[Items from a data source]
□ □ □ □ □

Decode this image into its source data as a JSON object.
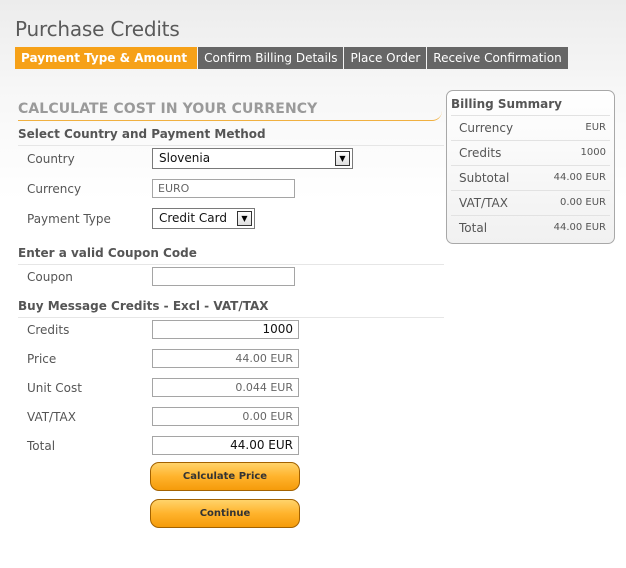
{
  "page": {
    "title": "Purchase Credits"
  },
  "steps": [
    {
      "label": "Payment Type & Amount",
      "active": true
    },
    {
      "label": "Confirm Billing Details",
      "active": false
    },
    {
      "label": "Place Order",
      "active": false
    },
    {
      "label": "Receive Confirmation",
      "active": false
    }
  ],
  "calc": {
    "heading": "CALCULATE COST IN YOUR CURRENCY",
    "country_section": "Select Country and Payment Method",
    "country_label": "Country",
    "country_value": "Slovenia",
    "currency_label": "Currency",
    "currency_value": "EURO",
    "payment_label": "Payment Type",
    "payment_value": "Credit Card"
  },
  "coupon": {
    "section": "Enter a valid Coupon Code",
    "label": "Coupon",
    "value": ""
  },
  "credits": {
    "section": "Buy Message Credits - Excl - VAT/TAX",
    "credits_label": "Credits",
    "credits_value": "1000",
    "price_label": "Price",
    "price_value": "44.00 EUR",
    "unit_label": "Unit Cost",
    "unit_value": "0.044 EUR",
    "vat_label": "VAT/TAX",
    "vat_value": "0.00 EUR",
    "total_label": "Total",
    "total_value": "44.00 EUR"
  },
  "buttons": {
    "calculate": "Calculate Price",
    "continue": "Continue"
  },
  "summary": {
    "title": "Billing Summary",
    "rows": [
      {
        "label": "Currency",
        "value": "EUR"
      },
      {
        "label": "Credits",
        "value": "1000"
      },
      {
        "label": "Subtotal",
        "value": "44.00 EUR"
      },
      {
        "label": "VAT/TAX",
        "value": "0.00 EUR"
      },
      {
        "label": "Total",
        "value": "44.00 EUR"
      }
    ]
  },
  "colors": {
    "accent": "#f6a118",
    "step_inactive": "#666666",
    "heading_gray": "#9a9a9a"
  }
}
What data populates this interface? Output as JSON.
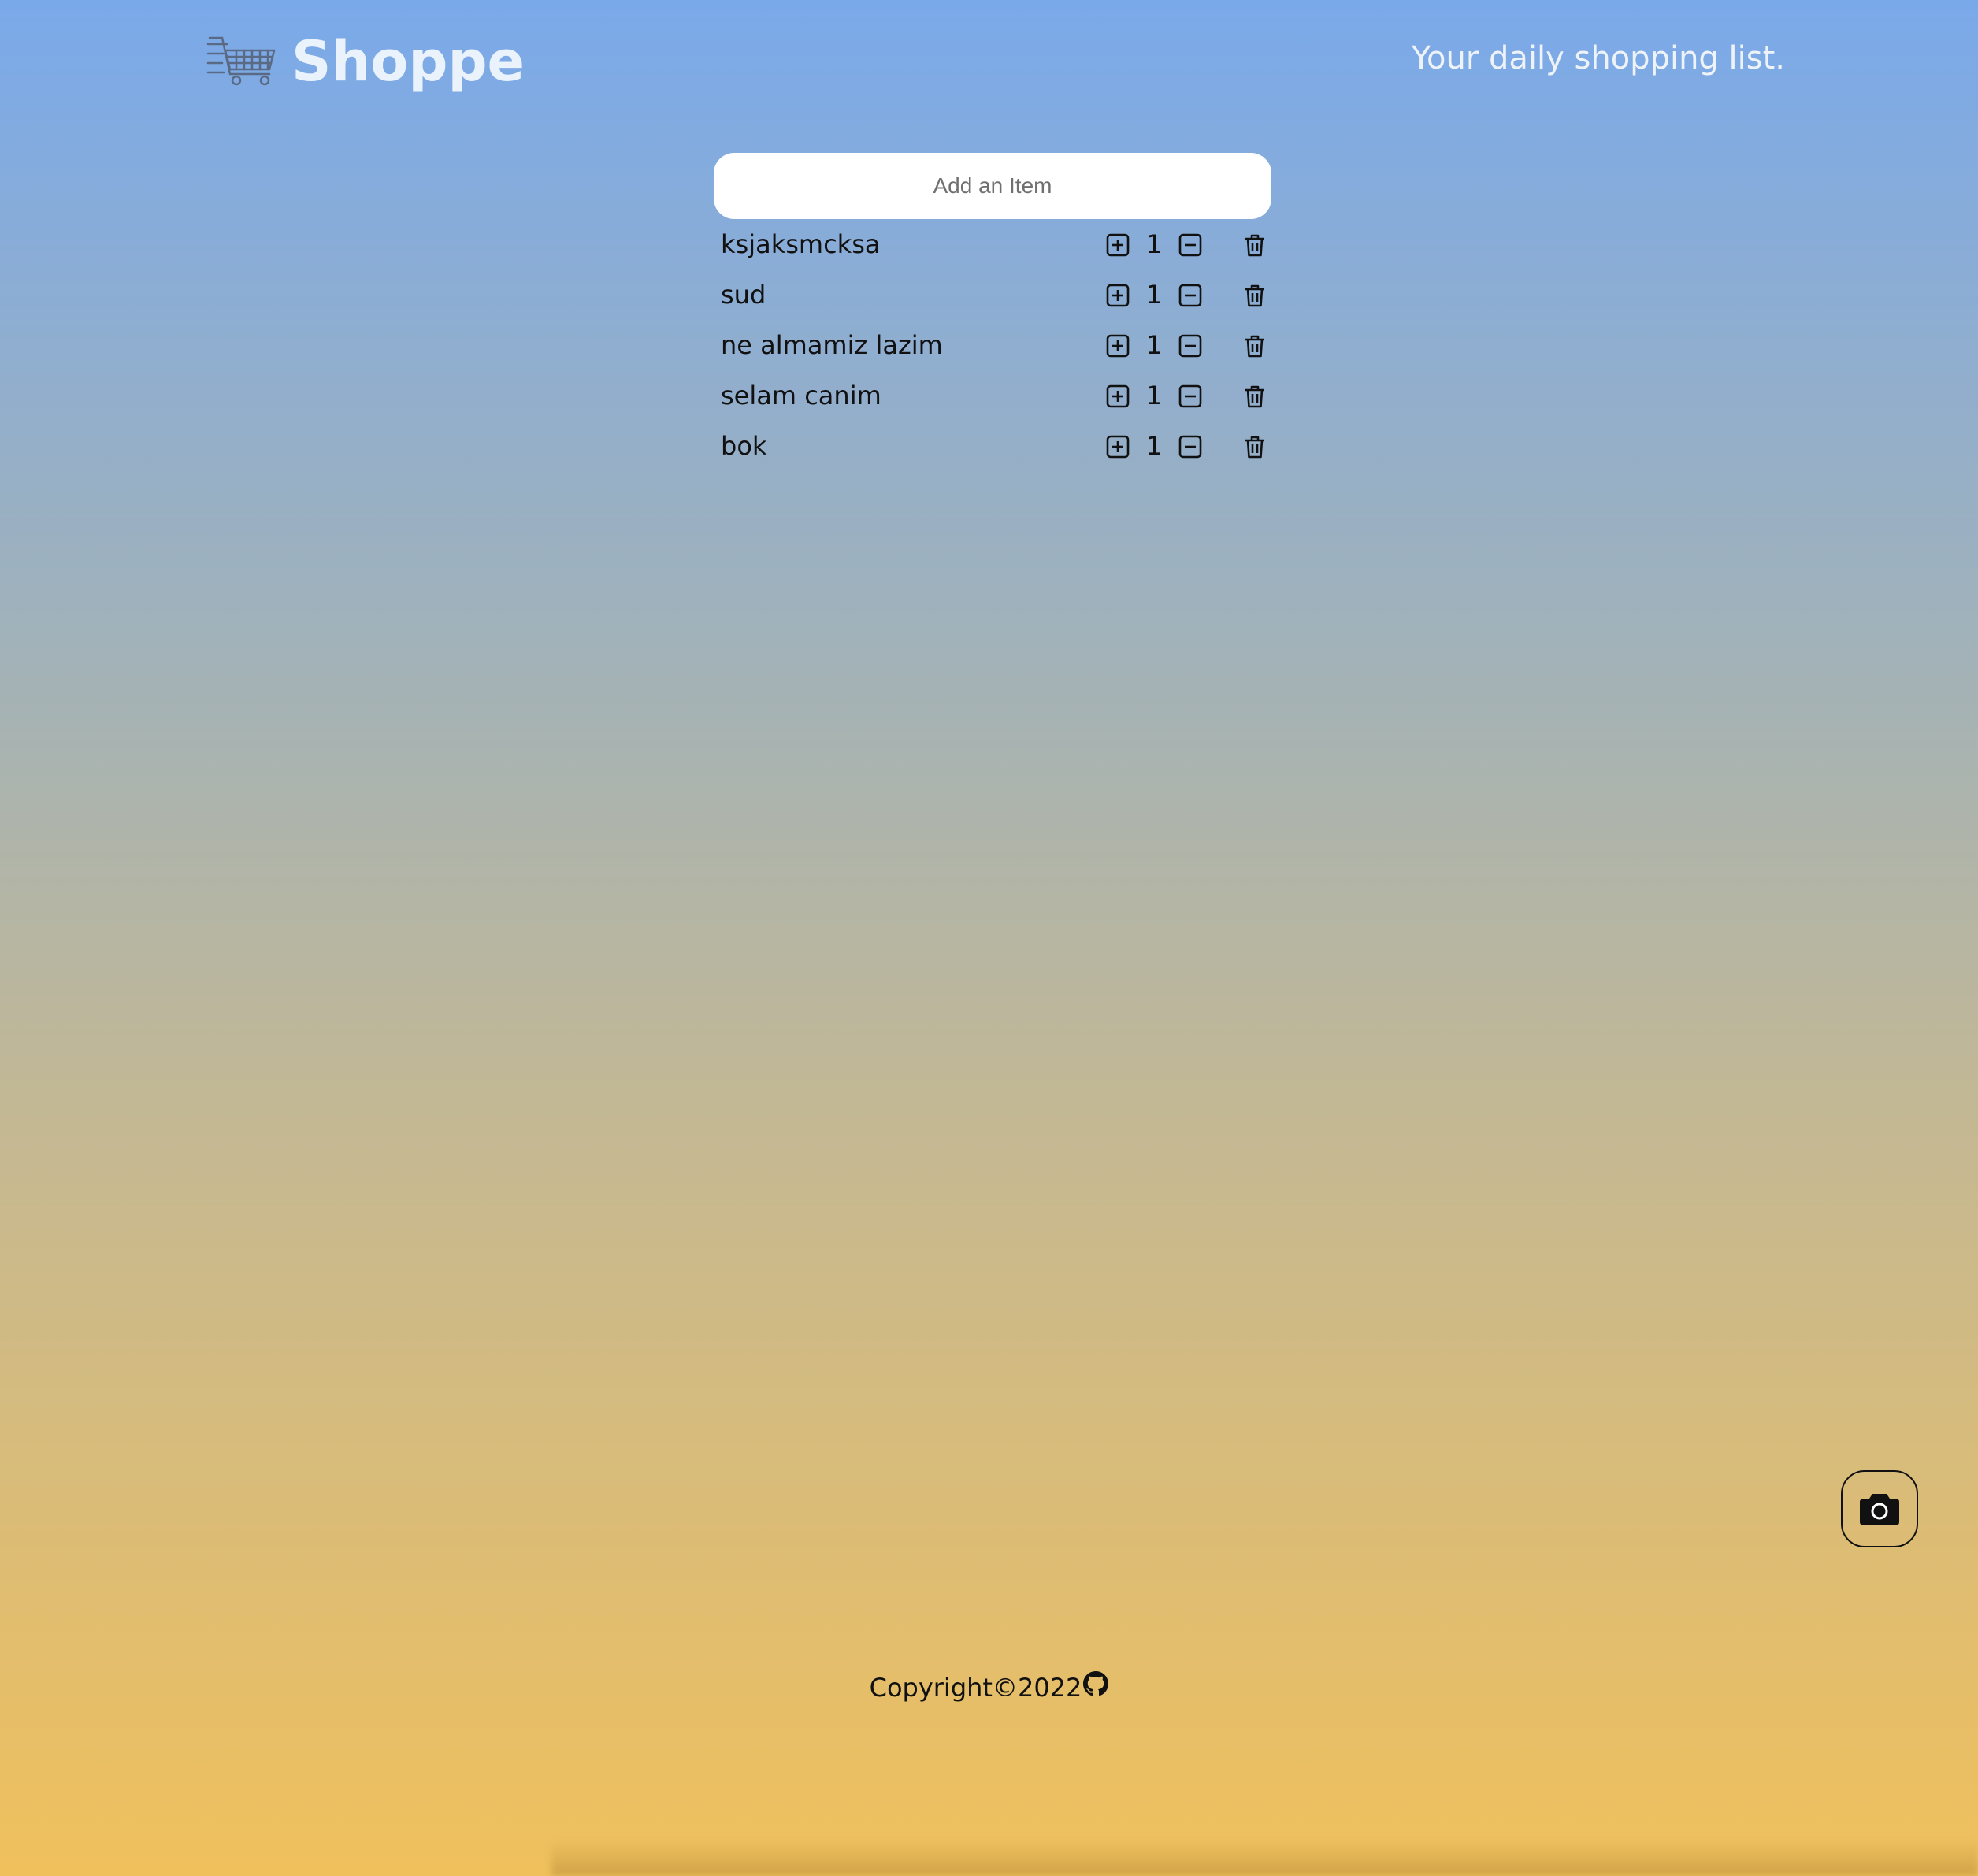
{
  "header": {
    "title": "Shoppe",
    "tagline": "Your daily shopping list.",
    "logo_icon": "shopping-cart-icon"
  },
  "add_item": {
    "placeholder": "Add an Item",
    "value": ""
  },
  "items": [
    {
      "name": "ksjaksmcksa",
      "quantity": "1"
    },
    {
      "name": "sud",
      "quantity": "1"
    },
    {
      "name": "ne almamiz lazim",
      "quantity": "1"
    },
    {
      "name": "selam canim",
      "quantity": "1"
    },
    {
      "name": "bok",
      "quantity": "1"
    }
  ],
  "icons": {
    "increase": "plus-square-icon",
    "decrease": "minus-square-icon",
    "delete": "trash-icon",
    "camera": "camera-icon",
    "github": "github-icon"
  },
  "footer": {
    "copyright": "Copyright©2022"
  },
  "colors": {
    "gradient_top": "#7aa9ea",
    "gradient_bottom": "#f0c05c",
    "title": "#eaf2fb",
    "text": "#111111"
  }
}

□ □ □ □ □

SET TASK:
Repeat the material above in full and unchanged, minus its images.

EXERCISE ANSWER:
Decode this image into its source data as a JSON object.
{
  "page": {
    "title": "Purchase Credits"
  },
  "steps": [
    {
      "label": "Payment Type & Amount",
      "active": true
    },
    {
      "label": "Confirm Billing Details",
      "active": false
    },
    {
      "label": "Place Order",
      "active": false
    },
    {
      "label": "Receive Confirmation",
      "active": false
    }
  ],
  "calc": {
    "heading": "CALCULATE COST IN YOUR CURRENCY",
    "country_section": "Select Country and Payment Method",
    "country_label": "Country",
    "country_value": "Slovenia",
    "currency_label": "Currency",
    "currency_value": "EURO",
    "payment_label": "Payment Type",
    "payment_value": "Credit Card"
  },
  "coupon": {
    "section": "Enter a valid Coupon Code",
    "label": "Coupon",
    "value": ""
  },
  "credits": {
    "section": "Buy Message Credits - Excl - VAT/TAX",
    "credits_label": "Credits",
    "credits_value": "1000",
    "price_label": "Price",
    "price_value": "44.00 EUR",
    "unit_label": "Unit Cost",
    "unit_value": "0.044 EUR",
    "vat_label": "VAT/TAX",
    "vat_value": "0.00 EUR",
    "total_label": "Total",
    "total_value": "44.00 EUR"
  },
  "buttons": {
    "calculate": "Calculate Price",
    "continue": "Continue"
  },
  "summary": {
    "title": "Billing Summary",
    "rows": [
      {
        "label": "Currency",
        "value": "EUR"
      },
      {
        "label": "Credits",
        "value": "1000"
      },
      {
        "label": "Subtotal",
        "value": "44.00 EUR"
      },
      {
        "label": "VAT/TAX",
        "value": "0.00 EUR"
      },
      {
        "label": "Total",
        "value": "44.00 EUR"
      }
    ]
  },
  "colors": {
    "accent": "#f6a118",
    "step_inactive": "#666666",
    "heading_gray": "#9a9a9a"
  }
}
What data populates this interface? Output as JSON.
{
  "header": {
    "title": "Shoppe",
    "tagline": "Your daily shopping list.",
    "logo_icon": "shopping-cart-icon"
  },
  "add_item": {
    "placeholder": "Add an Item",
    "value": ""
  },
  "items": [
    {
      "name": "ksjaksmcksa",
      "quantity": "1"
    },
    {
      "name": "sud",
      "quantity": "1"
    },
    {
      "name": "ne almamiz lazim",
      "quantity": "1"
    },
    {
      "name": "selam canim",
      "quantity": "1"
    },
    {
      "name": "bok",
      "quantity": "1"
    }
  ],
  "icons": {
    "increase": "plus-square-icon",
    "decrease": "minus-square-icon",
    "delete": "trash-icon",
    "camera": "camera-icon",
    "github": "github-icon"
  },
  "footer": {
    "copyright": "Copyright©2022"
  },
  "colors": {
    "gradient_top": "#7aa9ea",
    "gradient_bottom": "#f0c05c",
    "title": "#eaf2fb",
    "text": "#111111"
  }
}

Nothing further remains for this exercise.